[Start RECORDED INFORMATION]

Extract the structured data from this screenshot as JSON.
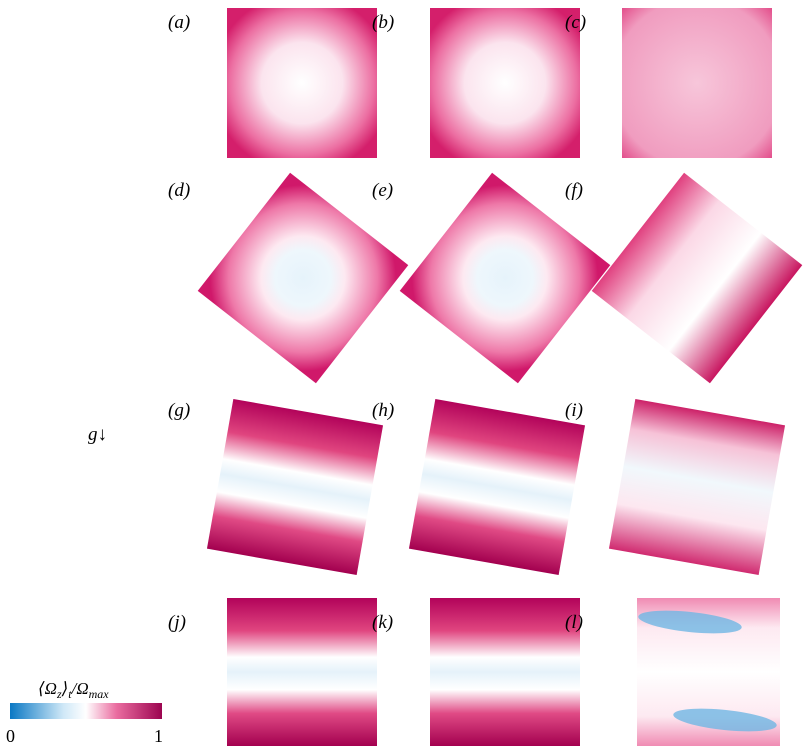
{
  "panels": [
    {
      "label": "(a)"
    },
    {
      "label": "(b)"
    },
    {
      "label": "(c)"
    },
    {
      "label": "(d)"
    },
    {
      "label": "(e)"
    },
    {
      "label": "(f)"
    },
    {
      "label": "(g)"
    },
    {
      "label": "(h)"
    },
    {
      "label": "(i)"
    },
    {
      "label": "(j)"
    },
    {
      "label": "(k)"
    },
    {
      "label": "(l)"
    }
  ],
  "gravity": "g↓",
  "colorbar": {
    "label_parts": [
      "⟨Ω",
      "z",
      "⟩",
      "t",
      "/Ω",
      "max"
    ],
    "ticks": [
      0,
      1
    ]
  }
}
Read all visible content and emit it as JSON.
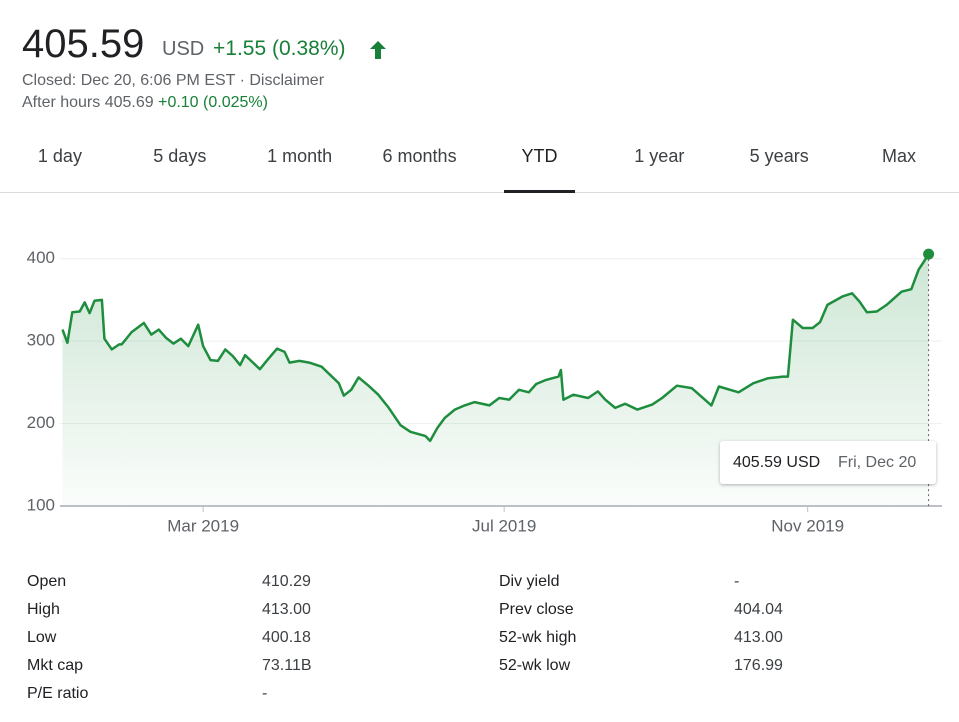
{
  "quote": {
    "price": "405.59",
    "currency": "USD",
    "change": "+1.55 (0.38%)",
    "closed": "Closed: Dec 20, 6:06 PM EST · Disclaimer",
    "after_hours": "After hours 405.69",
    "after_hours_change": "+0.10 (0.025%)"
  },
  "tabs": [
    "1 day",
    "5 days",
    "1 month",
    "6 months",
    "YTD",
    "1 year",
    "5 years",
    "Max"
  ],
  "active_tab": "YTD",
  "chart_data": {
    "type": "line",
    "color": "#1e8e3e",
    "grid": true,
    "x": [
      3,
      5,
      7,
      10,
      12,
      14,
      16,
      19,
      20,
      23,
      26,
      27,
      31,
      36,
      39,
      42,
      45,
      48,
      51,
      54,
      58,
      60,
      63,
      66,
      69,
      72,
      75,
      77,
      83,
      86,
      90,
      93,
      95,
      99,
      103,
      108,
      115,
      117,
      120,
      123,
      127,
      131,
      135,
      140,
      144,
      150,
      152,
      155,
      158,
      162,
      166,
      170,
      176,
      180,
      184,
      188,
      192,
      195,
      199,
      204,
      205,
      206,
      210,
      216,
      220,
      223,
      227,
      231,
      236,
      242,
      246,
      252,
      258,
      266,
      269,
      277,
      283,
      289,
      295,
      297,
      299,
      303,
      307,
      310,
      313,
      319,
      323,
      326,
      329,
      333,
      337,
      343,
      347,
      350,
      352,
      354
    ],
    "values": [
      314,
      298,
      335,
      336,
      347,
      334,
      349,
      350,
      303,
      290,
      296,
      296,
      311,
      322,
      308,
      314,
      304,
      297,
      303,
      294,
      320,
      294,
      277,
      276,
      290,
      282,
      271,
      283,
      266,
      277,
      291,
      287,
      274,
      276,
      274,
      269,
      249,
      234,
      241,
      256,
      246,
      235,
      220,
      198,
      190,
      185,
      179,
      195,
      207,
      217,
      222,
      226,
      222,
      231,
      229,
      241,
      238,
      248,
      253,
      257,
      265,
      229,
      235,
      231,
      239,
      229,
      219,
      224,
      217,
      223,
      231,
      246,
      243,
      222,
      245,
      238,
      249,
      255,
      257,
      257,
      326,
      316,
      316,
      323,
      344,
      354,
      358,
      348,
      335,
      336,
      344,
      360,
      363,
      387,
      396,
      405.59
    ],
    "xlim": [
      2,
      357
    ],
    "xticks": [
      {
        "value": 60,
        "label": "Mar 2019"
      },
      {
        "value": 182,
        "label": "Jul 2019"
      },
      {
        "value": 305,
        "label": "Nov 2019"
      }
    ],
    "ylim": [
      100,
      430
    ],
    "yticks": [
      100,
      200,
      300,
      400
    ]
  },
  "tooltip": {
    "price": "405.59 USD",
    "date": "Fri, Dec 20"
  },
  "stats": {
    "left": [
      [
        "Open",
        "410.29"
      ],
      [
        "High",
        "413.00"
      ],
      [
        "Low",
        "400.18"
      ],
      [
        "Mkt cap",
        "73.11B"
      ],
      [
        "P/E ratio",
        "-"
      ]
    ],
    "right": [
      [
        "Div yield",
        "-"
      ],
      [
        "Prev close",
        "404.04"
      ],
      [
        "52-wk high",
        "413.00"
      ],
      [
        "52-wk low",
        "176.99"
      ]
    ]
  }
}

[End RECORDED INFORMATION]

* _TASK BRIEF_
Reproduce each line of the records exactly, and omit every picture.

* _RESULT FOR THIS EXERCISE_
Extract the structured data from this screenshot as JSON.
{
  "panels": [
    {
      "label": "(a)"
    },
    {
      "label": "(b)"
    },
    {
      "label": "(c)"
    },
    {
      "label": "(d)"
    },
    {
      "label": "(e)"
    },
    {
      "label": "(f)"
    },
    {
      "label": "(g)"
    },
    {
      "label": "(h)"
    },
    {
      "label": "(i)"
    },
    {
      "label": "(j)"
    },
    {
      "label": "(k)"
    },
    {
      "label": "(l)"
    }
  ],
  "gravity": "g↓",
  "colorbar": {
    "label_parts": [
      "⟨Ω",
      "z",
      "⟩",
      "t",
      "/Ω",
      "max"
    ],
    "ticks": [
      0,
      1
    ]
  }
}
Read all visible content and emit it as JSON.
{
  "quote": {
    "price": "405.59",
    "currency": "USD",
    "change": "+1.55 (0.38%)",
    "closed": "Closed: Dec 20, 6:06 PM EST · Disclaimer",
    "after_hours": "After hours 405.69",
    "after_hours_change": "+0.10 (0.025%)"
  },
  "tabs": [
    "1 day",
    "5 days",
    "1 month",
    "6 months",
    "YTD",
    "1 year",
    "5 years",
    "Max"
  ],
  "active_tab": "YTD",
  "chart_data": {
    "type": "line",
    "color": "#1e8e3e",
    "grid": true,
    "x": [
      3,
      5,
      7,
      10,
      12,
      14,
      16,
      19,
      20,
      23,
      26,
      27,
      31,
      36,
      39,
      42,
      45,
      48,
      51,
      54,
      58,
      60,
      63,
      66,
      69,
      72,
      75,
      77,
      83,
      86,
      90,
      93,
      95,
      99,
      103,
      108,
      115,
      117,
      120,
      123,
      127,
      131,
      135,
      140,
      144,
      150,
      152,
      155,
      158,
      162,
      166,
      170,
      176,
      180,
      184,
      188,
      192,
      195,
      199,
      204,
      205,
      206,
      210,
      216,
      220,
      223,
      227,
      231,
      236,
      242,
      246,
      252,
      258,
      266,
      269,
      277,
      283,
      289,
      295,
      297,
      299,
      303,
      307,
      310,
      313,
      319,
      323,
      326,
      329,
      333,
      337,
      343,
      347,
      350,
      352,
      354
    ],
    "values": [
      314,
      298,
      335,
      336,
      347,
      334,
      349,
      350,
      303,
      290,
      296,
      296,
      311,
      322,
      308,
      314,
      304,
      297,
      303,
      294,
      320,
      294,
      277,
      276,
      290,
      282,
      271,
      283,
      266,
      277,
      291,
      287,
      274,
      276,
      274,
      269,
      249,
      234,
      241,
      256,
      246,
      235,
      220,
      198,
      190,
      185,
      179,
      195,
      207,
      217,
      222,
      226,
      222,
      231,
      229,
      241,
      238,
      248,
      253,
      257,
      265,
      229,
      235,
      231,
      239,
      229,
      219,
      224,
      217,
      223,
      231,
      246,
      243,
      222,
      245,
      238,
      249,
      255,
      257,
      257,
      326,
      316,
      316,
      323,
      344,
      354,
      358,
      348,
      335,
      336,
      344,
      360,
      363,
      387,
      396,
      405.59
    ],
    "xlim": [
      2,
      357
    ],
    "xticks": [
      {
        "value": 60,
        "label": "Mar 2019"
      },
      {
        "value": 182,
        "label": "Jul 2019"
      },
      {
        "value": 305,
        "label": "Nov 2019"
      }
    ],
    "ylim": [
      100,
      430
    ],
    "yticks": [
      100,
      200,
      300,
      400
    ]
  },
  "tooltip": {
    "price": "405.59 USD",
    "date": "Fri, Dec 20"
  },
  "stats": {
    "left": [
      [
        "Open",
        "410.29"
      ],
      [
        "High",
        "413.00"
      ],
      [
        "Low",
        "400.18"
      ],
      [
        "Mkt cap",
        "73.11B"
      ],
      [
        "P/E ratio",
        "-"
      ]
    ],
    "right": [
      [
        "Div yield",
        "-"
      ],
      [
        "Prev close",
        "404.04"
      ],
      [
        "52-wk high",
        "413.00"
      ],
      [
        "52-wk low",
        "176.99"
      ]
    ]
  }
}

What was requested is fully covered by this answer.